* [Do this]:
Each line below should be retyped exactly, with no pictures.
-- Provided material start --
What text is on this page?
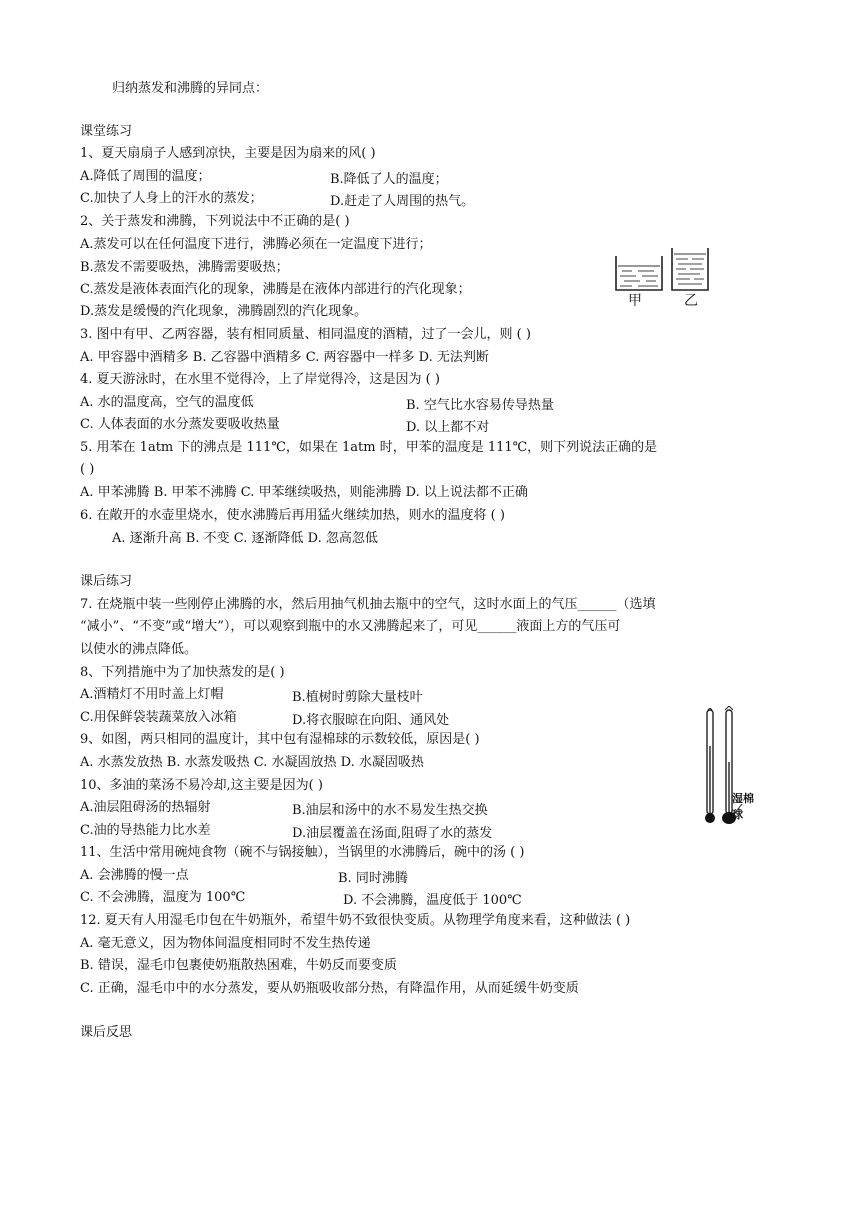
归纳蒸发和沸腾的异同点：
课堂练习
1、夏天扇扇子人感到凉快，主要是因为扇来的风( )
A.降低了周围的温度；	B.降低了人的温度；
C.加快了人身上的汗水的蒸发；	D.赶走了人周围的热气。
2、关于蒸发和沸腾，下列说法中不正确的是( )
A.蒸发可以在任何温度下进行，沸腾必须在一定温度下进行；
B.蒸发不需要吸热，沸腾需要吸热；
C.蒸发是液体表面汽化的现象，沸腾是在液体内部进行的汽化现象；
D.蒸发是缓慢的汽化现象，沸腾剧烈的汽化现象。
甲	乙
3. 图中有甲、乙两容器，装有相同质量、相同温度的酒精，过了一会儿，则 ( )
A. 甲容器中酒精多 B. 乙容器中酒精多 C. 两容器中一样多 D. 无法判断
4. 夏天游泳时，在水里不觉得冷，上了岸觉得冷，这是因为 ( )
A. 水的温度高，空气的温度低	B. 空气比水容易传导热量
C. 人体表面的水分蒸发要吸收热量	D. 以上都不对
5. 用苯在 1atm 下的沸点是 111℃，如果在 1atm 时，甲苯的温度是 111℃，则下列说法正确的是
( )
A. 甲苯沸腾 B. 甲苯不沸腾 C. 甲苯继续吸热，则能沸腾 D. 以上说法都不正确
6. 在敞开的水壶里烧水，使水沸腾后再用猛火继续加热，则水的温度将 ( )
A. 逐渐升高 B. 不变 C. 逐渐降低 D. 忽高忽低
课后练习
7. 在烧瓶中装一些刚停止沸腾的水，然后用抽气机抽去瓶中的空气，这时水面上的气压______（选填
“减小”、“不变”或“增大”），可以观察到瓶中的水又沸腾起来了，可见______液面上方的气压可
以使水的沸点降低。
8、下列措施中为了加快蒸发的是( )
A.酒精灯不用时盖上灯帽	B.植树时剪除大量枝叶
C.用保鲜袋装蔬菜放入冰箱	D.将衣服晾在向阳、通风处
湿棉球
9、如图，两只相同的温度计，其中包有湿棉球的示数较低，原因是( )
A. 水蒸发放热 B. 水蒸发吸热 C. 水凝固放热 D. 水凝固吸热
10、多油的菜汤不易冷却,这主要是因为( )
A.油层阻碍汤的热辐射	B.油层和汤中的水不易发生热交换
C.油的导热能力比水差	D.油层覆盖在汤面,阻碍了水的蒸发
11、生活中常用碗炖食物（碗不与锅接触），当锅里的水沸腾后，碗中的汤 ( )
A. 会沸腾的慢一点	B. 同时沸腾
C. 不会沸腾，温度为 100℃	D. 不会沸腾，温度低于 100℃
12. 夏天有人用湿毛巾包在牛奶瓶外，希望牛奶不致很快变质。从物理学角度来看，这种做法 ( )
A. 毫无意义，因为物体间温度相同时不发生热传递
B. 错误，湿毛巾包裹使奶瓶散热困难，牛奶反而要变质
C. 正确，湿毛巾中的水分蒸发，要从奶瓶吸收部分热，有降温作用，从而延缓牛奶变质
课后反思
-- Provided material end --
* [Full response]:
What text is on this page?
归纳蒸发和沸腾的异同点：
课堂练习
1、夏天扇扇子人感到凉快，主要是因为扇来的风( )
A.降低了周围的温度；	B.降低了人的温度；
C.加快了人身上的汗水的蒸发；	D.赶走了人周围的热气。
2、关于蒸发和沸腾，下列说法中不正确的是( )
A.蒸发可以在任何温度下进行，沸腾必须在一定温度下进行；
B.蒸发不需要吸热，沸腾需要吸热；
C.蒸发是液体表面汽化的现象，沸腾是在液体内部进行的汽化现象；
D.蒸发是缓慢的汽化现象，沸腾剧烈的汽化现象。
甲	乙
3. 图中有甲、乙两容器，装有相同质量、相同温度的酒精，过了一会儿，则 ( )
A. 甲容器中酒精多 B. 乙容器中酒精多 C. 两容器中一样多 D. 无法判断
4. 夏天游泳时，在水里不觉得冷，上了岸觉得冷，这是因为 ( )
A. 水的温度高，空气的温度低	B. 空气比水容易传导热量
C. 人体表面的水分蒸发要吸收热量	D. 以上都不对
5. 用苯在 1atm 下的沸点是 111℃，如果在 1atm 时，甲苯的温度是 111℃，则下列说法正确的是
( )
A. 甲苯沸腾 B. 甲苯不沸腾 C. 甲苯继续吸热，则能沸腾 D. 以上说法都不正确
6. 在敞开的水壶里烧水，使水沸腾后再用猛火继续加热，则水的温度将 ( )
A. 逐渐升高 B. 不变 C. 逐渐降低 D. 忽高忽低
课后练习
7. 在烧瓶中装一些刚停止沸腾的水，然后用抽气机抽去瓶中的空气，这时水面上的气压______（选填
“减小”、“不变”或“增大”），可以观察到瓶中的水又沸腾起来了，可见______液面上方的气压可
以使水的沸点降低。
8、下列措施中为了加快蒸发的是( )
A.酒精灯不用时盖上灯帽	B.植树时剪除大量枝叶
C.用保鲜袋装蔬菜放入冰箱	D.将衣服晾在向阳、通风处
湿棉球
9、如图，两只相同的温度计，其中包有湿棉球的示数较低，原因是( )
A. 水蒸发放热 B. 水蒸发吸热 C. 水凝固放热 D. 水凝固吸热
10、多油的菜汤不易冷却,这主要是因为( )
A.油层阻碍汤的热辐射	B.油层和汤中的水不易发生热交换
C.油的导热能力比水差	D.油层覆盖在汤面,阻碍了水的蒸发
11、生活中常用碗炖食物（碗不与锅接触），当锅里的水沸腾后，碗中的汤 ( )
A. 会沸腾的慢一点	B. 同时沸腾
C. 不会沸腾，温度为 100℃	D. 不会沸腾，温度低于 100℃
12. 夏天有人用湿毛巾包在牛奶瓶外，希望牛奶不致很快变质。从物理学角度来看，这种做法 ( )
A. 毫无意义，因为物体间温度相同时不发生热传递
B. 错误，湿毛巾包裹使奶瓶散热困难，牛奶反而要变质
C. 正确，湿毛巾中的水分蒸发，要从奶瓶吸收部分热，有降温作用，从而延缓牛奶变质
课后反思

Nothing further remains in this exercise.